* Start The input *
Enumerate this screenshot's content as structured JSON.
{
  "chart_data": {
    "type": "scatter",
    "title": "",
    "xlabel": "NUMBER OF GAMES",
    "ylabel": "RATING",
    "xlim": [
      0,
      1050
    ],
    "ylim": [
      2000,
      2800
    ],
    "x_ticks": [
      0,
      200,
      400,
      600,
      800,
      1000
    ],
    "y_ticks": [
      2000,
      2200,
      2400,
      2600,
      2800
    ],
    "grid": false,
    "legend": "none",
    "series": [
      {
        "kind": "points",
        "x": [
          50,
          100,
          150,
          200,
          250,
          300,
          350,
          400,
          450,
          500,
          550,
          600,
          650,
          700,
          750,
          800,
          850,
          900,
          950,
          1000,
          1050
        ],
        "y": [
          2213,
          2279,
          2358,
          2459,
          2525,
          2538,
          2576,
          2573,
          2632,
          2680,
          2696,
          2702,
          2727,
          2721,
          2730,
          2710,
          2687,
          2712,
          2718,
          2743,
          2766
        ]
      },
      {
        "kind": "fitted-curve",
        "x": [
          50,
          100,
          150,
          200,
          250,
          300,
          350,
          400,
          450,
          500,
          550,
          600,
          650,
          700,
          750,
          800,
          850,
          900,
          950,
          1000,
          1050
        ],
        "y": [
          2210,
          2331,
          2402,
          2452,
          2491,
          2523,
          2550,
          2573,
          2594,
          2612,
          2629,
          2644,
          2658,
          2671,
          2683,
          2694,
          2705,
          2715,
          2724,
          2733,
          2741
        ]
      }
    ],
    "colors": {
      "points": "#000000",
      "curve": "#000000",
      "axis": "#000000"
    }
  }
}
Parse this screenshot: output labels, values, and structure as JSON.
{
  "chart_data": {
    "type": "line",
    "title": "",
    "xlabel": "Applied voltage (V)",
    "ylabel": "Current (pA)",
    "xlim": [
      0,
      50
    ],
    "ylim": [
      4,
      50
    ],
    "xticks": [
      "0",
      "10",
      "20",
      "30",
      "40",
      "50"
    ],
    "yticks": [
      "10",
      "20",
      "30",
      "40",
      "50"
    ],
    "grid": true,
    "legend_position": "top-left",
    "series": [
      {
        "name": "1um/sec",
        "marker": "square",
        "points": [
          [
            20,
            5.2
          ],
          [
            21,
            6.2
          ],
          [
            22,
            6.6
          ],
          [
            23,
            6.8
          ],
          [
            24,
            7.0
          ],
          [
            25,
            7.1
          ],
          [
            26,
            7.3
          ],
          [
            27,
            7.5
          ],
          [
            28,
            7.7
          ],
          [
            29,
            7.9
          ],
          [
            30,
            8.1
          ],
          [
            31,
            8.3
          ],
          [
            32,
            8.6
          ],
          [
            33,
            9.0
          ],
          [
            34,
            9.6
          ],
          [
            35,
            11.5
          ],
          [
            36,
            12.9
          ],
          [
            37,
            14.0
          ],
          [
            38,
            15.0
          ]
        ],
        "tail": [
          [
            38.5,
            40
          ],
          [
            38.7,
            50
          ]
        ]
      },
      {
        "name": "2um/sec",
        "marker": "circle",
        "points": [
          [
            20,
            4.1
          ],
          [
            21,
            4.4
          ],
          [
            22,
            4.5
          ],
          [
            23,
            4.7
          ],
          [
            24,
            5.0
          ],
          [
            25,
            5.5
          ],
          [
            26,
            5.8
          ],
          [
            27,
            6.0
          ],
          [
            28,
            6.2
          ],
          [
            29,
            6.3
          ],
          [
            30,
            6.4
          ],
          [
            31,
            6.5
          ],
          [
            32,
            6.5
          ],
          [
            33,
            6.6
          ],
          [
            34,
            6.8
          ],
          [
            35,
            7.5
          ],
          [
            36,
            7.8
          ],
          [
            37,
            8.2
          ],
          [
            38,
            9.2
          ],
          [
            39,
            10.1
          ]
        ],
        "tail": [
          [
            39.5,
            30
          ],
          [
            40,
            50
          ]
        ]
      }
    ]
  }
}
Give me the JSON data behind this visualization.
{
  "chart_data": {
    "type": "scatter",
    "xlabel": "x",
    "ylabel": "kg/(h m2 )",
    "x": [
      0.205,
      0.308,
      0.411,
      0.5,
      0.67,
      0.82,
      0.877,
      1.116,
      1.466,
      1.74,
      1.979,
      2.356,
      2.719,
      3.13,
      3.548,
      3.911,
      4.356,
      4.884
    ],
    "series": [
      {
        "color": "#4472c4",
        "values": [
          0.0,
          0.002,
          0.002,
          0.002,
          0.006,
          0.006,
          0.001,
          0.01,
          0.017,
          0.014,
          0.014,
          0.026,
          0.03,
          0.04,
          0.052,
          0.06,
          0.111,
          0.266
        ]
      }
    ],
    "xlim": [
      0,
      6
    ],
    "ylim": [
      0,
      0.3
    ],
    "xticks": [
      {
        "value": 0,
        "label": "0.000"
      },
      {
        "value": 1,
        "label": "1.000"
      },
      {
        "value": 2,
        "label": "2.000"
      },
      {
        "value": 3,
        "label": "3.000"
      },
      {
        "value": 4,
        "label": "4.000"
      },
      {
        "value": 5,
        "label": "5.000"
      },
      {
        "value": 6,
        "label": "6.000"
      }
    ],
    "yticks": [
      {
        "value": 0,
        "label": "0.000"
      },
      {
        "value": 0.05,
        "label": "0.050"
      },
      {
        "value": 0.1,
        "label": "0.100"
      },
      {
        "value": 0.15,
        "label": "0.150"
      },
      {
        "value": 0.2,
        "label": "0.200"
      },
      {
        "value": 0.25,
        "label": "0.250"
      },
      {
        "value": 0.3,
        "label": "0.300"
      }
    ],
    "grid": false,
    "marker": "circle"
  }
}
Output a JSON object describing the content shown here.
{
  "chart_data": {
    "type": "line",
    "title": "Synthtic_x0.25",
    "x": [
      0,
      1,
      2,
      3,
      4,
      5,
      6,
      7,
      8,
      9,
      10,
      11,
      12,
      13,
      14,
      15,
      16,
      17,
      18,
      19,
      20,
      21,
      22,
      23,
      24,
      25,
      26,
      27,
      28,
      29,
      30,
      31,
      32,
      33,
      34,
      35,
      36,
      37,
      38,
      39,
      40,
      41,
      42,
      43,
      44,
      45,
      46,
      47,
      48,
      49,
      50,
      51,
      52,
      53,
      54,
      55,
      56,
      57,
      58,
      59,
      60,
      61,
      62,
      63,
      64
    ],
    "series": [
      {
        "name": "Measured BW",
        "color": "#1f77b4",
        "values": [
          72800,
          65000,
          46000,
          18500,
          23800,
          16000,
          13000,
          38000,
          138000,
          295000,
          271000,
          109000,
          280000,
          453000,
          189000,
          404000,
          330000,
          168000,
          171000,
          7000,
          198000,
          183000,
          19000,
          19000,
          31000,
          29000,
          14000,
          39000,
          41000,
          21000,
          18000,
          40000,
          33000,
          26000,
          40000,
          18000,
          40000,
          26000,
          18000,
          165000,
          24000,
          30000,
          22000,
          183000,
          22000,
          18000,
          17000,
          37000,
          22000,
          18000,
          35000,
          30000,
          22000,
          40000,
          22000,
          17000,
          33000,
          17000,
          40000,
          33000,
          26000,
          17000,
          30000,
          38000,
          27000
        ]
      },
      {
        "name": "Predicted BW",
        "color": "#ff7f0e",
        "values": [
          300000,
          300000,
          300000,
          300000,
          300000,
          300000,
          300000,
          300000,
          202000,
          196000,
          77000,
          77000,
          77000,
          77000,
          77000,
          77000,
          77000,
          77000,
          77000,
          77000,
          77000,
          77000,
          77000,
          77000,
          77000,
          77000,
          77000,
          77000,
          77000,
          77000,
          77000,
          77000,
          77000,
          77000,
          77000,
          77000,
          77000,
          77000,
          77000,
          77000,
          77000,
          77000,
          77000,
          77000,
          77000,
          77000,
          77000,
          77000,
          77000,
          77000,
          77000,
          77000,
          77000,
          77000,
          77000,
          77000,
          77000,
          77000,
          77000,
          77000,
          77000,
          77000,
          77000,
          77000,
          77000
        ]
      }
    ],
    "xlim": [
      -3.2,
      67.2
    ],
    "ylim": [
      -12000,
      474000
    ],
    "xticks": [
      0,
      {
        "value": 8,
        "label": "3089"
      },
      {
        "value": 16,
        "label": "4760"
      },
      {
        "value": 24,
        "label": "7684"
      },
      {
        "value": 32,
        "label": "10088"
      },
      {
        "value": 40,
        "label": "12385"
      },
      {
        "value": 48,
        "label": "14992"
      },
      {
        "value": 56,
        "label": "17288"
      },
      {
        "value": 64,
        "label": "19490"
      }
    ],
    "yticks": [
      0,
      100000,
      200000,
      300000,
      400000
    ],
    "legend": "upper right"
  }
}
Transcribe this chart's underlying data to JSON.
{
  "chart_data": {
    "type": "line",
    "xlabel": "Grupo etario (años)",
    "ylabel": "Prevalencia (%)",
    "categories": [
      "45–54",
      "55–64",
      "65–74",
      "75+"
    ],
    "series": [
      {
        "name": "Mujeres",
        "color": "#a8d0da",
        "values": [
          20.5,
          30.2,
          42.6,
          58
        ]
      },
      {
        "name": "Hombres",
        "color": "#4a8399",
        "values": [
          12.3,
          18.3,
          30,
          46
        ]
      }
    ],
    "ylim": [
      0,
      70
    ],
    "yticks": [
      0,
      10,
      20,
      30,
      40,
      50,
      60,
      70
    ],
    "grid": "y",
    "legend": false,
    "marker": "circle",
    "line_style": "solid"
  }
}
* End The input *
## Written instruction
Copy out every line from the records that has the word "content".

## Solved problem
Enumerate this screenshot's content as structured JSON.
Output a JSON object describing the content shown here.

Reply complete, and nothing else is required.